Task description>
Below are some records. Copy every line in them that holds "temperature".

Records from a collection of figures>

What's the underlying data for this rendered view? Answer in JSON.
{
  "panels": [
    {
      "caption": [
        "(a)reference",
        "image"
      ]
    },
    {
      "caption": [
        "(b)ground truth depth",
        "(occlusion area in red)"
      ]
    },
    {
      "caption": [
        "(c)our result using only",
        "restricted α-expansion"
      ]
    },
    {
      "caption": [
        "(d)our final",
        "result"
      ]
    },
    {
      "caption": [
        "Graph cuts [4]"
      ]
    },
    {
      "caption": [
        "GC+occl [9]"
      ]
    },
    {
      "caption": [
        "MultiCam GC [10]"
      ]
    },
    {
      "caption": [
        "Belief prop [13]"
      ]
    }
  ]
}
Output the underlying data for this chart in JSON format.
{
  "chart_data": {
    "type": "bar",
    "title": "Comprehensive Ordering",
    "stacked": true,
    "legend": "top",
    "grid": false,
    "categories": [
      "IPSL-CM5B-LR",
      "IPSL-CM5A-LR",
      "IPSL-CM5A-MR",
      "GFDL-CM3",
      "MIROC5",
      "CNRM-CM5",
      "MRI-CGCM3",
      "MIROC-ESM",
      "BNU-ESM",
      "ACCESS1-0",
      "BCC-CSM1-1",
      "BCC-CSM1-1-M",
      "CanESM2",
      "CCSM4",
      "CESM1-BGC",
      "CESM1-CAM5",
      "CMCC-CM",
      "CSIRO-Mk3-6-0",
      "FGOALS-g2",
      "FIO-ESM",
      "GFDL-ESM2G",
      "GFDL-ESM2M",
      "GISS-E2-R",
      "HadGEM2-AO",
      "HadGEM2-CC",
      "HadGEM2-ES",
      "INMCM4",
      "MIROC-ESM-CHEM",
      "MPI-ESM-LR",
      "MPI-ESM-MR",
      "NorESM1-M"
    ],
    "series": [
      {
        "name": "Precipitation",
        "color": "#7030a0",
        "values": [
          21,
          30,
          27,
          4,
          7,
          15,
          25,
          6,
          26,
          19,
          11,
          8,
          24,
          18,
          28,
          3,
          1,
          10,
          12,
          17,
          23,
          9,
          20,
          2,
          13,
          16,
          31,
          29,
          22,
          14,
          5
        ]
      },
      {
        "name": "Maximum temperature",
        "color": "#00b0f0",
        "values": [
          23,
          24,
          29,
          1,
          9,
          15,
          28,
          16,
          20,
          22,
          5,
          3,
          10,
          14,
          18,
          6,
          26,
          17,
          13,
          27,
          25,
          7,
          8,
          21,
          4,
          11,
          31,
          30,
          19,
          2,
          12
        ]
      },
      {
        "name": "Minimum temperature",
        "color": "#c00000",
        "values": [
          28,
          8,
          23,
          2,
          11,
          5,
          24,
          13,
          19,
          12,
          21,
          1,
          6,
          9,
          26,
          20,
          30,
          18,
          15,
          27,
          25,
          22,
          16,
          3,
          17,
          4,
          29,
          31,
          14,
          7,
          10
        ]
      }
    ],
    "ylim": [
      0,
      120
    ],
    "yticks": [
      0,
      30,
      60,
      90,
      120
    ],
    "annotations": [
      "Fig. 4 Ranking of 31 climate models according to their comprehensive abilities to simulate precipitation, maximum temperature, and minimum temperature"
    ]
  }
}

Answer below>
        "name": "Maximum temperature",
        "name": "Minimum temperature",
      "Fig. 4 Ranking of 31 climate models according to their comprehensive abilities to simulate precipitation, maximum temperature, and minimum temperature"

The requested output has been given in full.